SET EXERCISE: Please convert the lines, from the first one through the line that contains "store-label: Магазин (17, 327, 75, 343)", into a numbered list, including both of those lines and leaving out any blank ones.

——

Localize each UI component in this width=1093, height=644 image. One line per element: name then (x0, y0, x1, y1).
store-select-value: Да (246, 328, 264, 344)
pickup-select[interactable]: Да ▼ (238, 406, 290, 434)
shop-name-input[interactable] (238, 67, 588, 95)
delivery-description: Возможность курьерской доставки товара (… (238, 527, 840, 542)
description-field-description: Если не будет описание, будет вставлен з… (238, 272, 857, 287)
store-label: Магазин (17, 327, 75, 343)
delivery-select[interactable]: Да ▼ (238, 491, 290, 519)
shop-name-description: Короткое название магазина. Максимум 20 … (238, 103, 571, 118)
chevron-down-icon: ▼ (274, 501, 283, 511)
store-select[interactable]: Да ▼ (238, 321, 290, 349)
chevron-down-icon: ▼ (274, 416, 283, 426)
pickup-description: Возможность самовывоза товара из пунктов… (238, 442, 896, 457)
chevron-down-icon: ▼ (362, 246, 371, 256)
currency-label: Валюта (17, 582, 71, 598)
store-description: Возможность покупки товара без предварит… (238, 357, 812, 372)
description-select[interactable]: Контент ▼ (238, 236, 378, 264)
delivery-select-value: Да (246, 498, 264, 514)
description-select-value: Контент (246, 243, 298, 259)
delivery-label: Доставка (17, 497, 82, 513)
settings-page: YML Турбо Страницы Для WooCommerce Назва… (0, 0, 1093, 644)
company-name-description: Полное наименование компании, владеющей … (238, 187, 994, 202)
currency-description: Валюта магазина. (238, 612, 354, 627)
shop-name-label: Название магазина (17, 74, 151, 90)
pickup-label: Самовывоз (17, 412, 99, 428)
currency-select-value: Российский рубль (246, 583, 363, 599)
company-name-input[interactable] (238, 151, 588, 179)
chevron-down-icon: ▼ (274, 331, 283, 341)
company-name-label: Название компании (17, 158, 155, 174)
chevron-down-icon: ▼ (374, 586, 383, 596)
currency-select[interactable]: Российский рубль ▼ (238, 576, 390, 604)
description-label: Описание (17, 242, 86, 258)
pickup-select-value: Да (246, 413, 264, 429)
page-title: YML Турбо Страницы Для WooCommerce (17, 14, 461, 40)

——

SOLUTION TO THE PROBLEM:
1. Localize each UI component in this width=1093, height=644 image. One line per element: name then (x0, y0, x1, y1).
2. store-select-value: Да (246, 328, 264, 344)
3. pickup-select[interactable]: Да ▼ (238, 406, 290, 434)
4. shop-name-input[interactable] (238, 67, 588, 95)
5. delivery-description: Возможность курьерской доставки товара (… (238, 527, 840, 542)
6. description-field-description: Если не будет описание, будет вставлен з… (238, 272, 857, 287)
7. store-label: Магазин (17, 327, 75, 343)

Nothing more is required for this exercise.